Data from the charities in the UK imply that the impact of not being able to access the internet has catastrophic consequences for the millions of people living in low-income households, with children being the most at risk. The digital divide expressed itself during the pandemic and pushed the most vulnerable groups even further to the margins of society.
Difficulties with digital exclusion didn’t arise overnight, as the issue is known to many non-profit organizations for a long time. People who don’t have enough finances to access fixed internet services find it harder to access health and education services and benefits system. Digitalization has become a part of our daily lives, while many remain excluded.
Children and teenagers who are involved in the educational process and are therefore unable to follow the learning requirements are particularly vulnerable, especially now in the pandemic crisis, when distance learning is taking place. This kind of digital isolation reflects the inability to establish social networks, which is why teenagers and children face loneliness and exclusion from their peers.
Parents struggle to provide children with digital access
Around two million people in the UK don’t have internet access, while 29 million people are online only when they purchase a card with mobile data. When they spend it, they have to buy more data, while the prices are going up and take a large proportion of expenses in low-income households that cannot afford expensive telecommunication packages (wi-fi at home) on fixed-term contracts.
Humanitarian organizations tell stories that many parents have difficulty providing their children with access to the internet, often hesitating whether to buy food or a mobile data card. The shortage mainly affects children and teenagers in households where both parents earn between 6,000 and 10,000 pounds a year. Therefore, there is a direct link between poverty and digital exclusion.
Digital exclusion on children’s learning and education
A digital divide, which expanded even more during the pandemic, has many consequences for the youth, especially in lost educational opportunities. Disadvantaged children have difficulty following the outlined learning process, as they are unable to learn from home and prepare for the subject matter as they did in the classroom before the pandemic.
They have difficulty engaging in online lectures where teachers explain the subject matter. They also cannot use interactive learning platforms, do seminar and homework assignments, and research projects. The latter was crucial even before the pandemic, while the education process now has almost entirely moved online.
Educational institutions are trying to apply some actions into the system to help reduce digital exclusion between students who have access to the internet and those who don’t or can’t be online when they need to. Therefore, they call parents to inform them of, for example, test dates, seminar assignment dates, etc.
Digital exclusion affects missed opportunities offered by the education system. Grades of digitally excluded elementary, high school, and college students are lower than classmates who can get online whenever they want. Disadvantaged children need to work harder and put more effort into good grades, while the question is whether they also receive parental support.
Digital divide and other effects on the youth
The digital divide affects people in different ways. Members of a household stay in their homes and have less contact with the outside world. The latter is also linked to poverty. Children and teenagers feel cut off from their peers, unable to build social networks and make new friendships.
On the other hand, digital isolation also affects other spheres in children’s lives, not just education and learning. Parents cannot provide their children with optimal access to health services, and many of them ask friends or acquaintances if they can submit online forms, find online information about their doctor’s contact number, food bank locations, etc.
Inadequate internet literacy also affects employment opportunities, as all job applications have to be sent via e-mail. Civil service, banks, and various institutions are implementing digitalized solutions as much as possible, so the poorest in the UK don’t have access to many services and information.
Is there a solution?
Some non-profit organizations recognized a great need to help low-income households during the pandemic, which only increased the poverty rate. It also showed how many children do not have digital access and cannot be actively involved in distance learning. To help parents pay for living expenses, the government has put forward a proposal to increase child benefits. However, in the long run, this is not the solution.
During the pandemic, a variety of charities and volunteers have supplied children and teenagers with computers, while a new campaign is on the rise, asking companies to donate electronic devices, mobile data cards, and mobile hotspots. Nevertheless, it is clear that a lot more needs to be done in this field.

To do:
1. Check each statement against the article on digital exclusion and answer yes or no, quoting the words that decide it: (a) About two million people in the UK have no internet access. (b) The government's plan to raise child benefits is presented as the long-term fix. (c) Schools phone parents to let them know about test dates.
2. Update the part of the digital exclusion article that opens with the words containing "Digital exclusion affects" and closes with "receive parental support.". Put "peers" in place of "classmates".

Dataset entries
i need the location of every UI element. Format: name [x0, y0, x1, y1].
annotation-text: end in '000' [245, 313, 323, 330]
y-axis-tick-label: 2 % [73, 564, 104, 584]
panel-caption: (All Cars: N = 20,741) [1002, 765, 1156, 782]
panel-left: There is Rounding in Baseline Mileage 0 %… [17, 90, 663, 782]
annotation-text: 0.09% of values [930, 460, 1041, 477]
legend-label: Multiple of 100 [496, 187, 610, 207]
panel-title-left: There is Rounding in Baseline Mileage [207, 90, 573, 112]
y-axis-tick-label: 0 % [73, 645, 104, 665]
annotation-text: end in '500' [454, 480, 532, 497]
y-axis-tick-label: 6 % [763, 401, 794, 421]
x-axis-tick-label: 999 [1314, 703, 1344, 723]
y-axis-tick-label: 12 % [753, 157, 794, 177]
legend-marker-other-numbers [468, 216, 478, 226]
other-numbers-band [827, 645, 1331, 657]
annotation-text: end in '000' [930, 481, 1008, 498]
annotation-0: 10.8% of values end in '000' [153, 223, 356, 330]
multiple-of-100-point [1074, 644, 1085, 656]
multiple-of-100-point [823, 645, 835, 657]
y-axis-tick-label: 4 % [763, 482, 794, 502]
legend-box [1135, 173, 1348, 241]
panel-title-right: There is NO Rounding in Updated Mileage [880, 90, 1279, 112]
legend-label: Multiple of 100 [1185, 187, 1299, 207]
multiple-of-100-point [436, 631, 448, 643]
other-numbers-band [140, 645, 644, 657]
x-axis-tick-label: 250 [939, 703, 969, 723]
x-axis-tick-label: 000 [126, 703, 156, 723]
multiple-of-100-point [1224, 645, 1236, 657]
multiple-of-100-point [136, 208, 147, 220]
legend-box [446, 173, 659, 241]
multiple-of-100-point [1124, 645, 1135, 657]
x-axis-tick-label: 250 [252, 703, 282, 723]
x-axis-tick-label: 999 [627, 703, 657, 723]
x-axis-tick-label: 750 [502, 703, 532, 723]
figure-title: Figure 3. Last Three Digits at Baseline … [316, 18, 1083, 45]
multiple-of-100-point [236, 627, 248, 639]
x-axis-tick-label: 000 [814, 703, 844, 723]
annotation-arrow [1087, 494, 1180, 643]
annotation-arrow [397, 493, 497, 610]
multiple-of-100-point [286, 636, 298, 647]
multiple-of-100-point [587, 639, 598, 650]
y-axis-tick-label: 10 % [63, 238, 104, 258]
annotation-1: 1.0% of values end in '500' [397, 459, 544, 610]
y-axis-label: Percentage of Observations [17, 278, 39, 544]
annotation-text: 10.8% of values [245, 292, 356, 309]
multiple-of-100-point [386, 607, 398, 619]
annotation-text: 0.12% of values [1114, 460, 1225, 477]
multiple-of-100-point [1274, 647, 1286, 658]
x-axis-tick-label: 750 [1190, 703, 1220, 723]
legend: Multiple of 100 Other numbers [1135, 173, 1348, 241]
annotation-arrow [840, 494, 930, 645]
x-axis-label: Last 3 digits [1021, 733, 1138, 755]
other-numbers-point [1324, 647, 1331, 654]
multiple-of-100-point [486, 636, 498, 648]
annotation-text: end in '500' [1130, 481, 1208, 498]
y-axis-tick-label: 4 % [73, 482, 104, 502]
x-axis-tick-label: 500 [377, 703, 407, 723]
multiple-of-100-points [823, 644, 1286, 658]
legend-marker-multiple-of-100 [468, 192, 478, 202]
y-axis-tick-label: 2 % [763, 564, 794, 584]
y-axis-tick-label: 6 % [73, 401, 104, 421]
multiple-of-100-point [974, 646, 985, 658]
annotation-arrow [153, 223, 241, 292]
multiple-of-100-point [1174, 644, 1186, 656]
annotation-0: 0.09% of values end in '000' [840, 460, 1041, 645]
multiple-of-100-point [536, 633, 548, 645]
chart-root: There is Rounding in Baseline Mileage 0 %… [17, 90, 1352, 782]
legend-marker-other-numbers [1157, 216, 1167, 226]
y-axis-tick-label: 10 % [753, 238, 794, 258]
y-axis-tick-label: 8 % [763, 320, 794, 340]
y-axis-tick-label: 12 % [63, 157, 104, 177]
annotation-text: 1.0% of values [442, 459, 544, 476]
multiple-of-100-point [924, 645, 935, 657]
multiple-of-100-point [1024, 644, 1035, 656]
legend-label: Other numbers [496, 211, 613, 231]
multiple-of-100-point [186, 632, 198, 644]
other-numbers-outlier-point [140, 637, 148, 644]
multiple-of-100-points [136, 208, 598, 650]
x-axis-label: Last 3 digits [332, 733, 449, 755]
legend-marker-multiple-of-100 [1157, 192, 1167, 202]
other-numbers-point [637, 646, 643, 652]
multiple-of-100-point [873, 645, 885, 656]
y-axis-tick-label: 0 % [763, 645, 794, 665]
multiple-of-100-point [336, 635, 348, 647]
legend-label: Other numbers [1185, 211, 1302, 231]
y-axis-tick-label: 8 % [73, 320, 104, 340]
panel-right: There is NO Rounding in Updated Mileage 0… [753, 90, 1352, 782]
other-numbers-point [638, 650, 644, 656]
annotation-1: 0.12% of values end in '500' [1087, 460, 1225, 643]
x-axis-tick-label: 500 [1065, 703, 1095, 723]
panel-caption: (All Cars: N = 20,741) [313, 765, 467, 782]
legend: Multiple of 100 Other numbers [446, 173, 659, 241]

Set of answers:
1.
(a) Yes: "Around two million people in the UK don’t have internet access"
(b) No: "However, in the long run, this is not the solution."
(c) Yes: "they call parents to inform them of, for example, test dates"

2.
Digital exclusion affects missed opportunities offered by the education system. Grades of digitally excluded elementary, high school, and college students are lower than peers who can get online whenever they want. Disadvantaged children need to work harder and put more effort into good grades, while the question is whether they also receive parental support.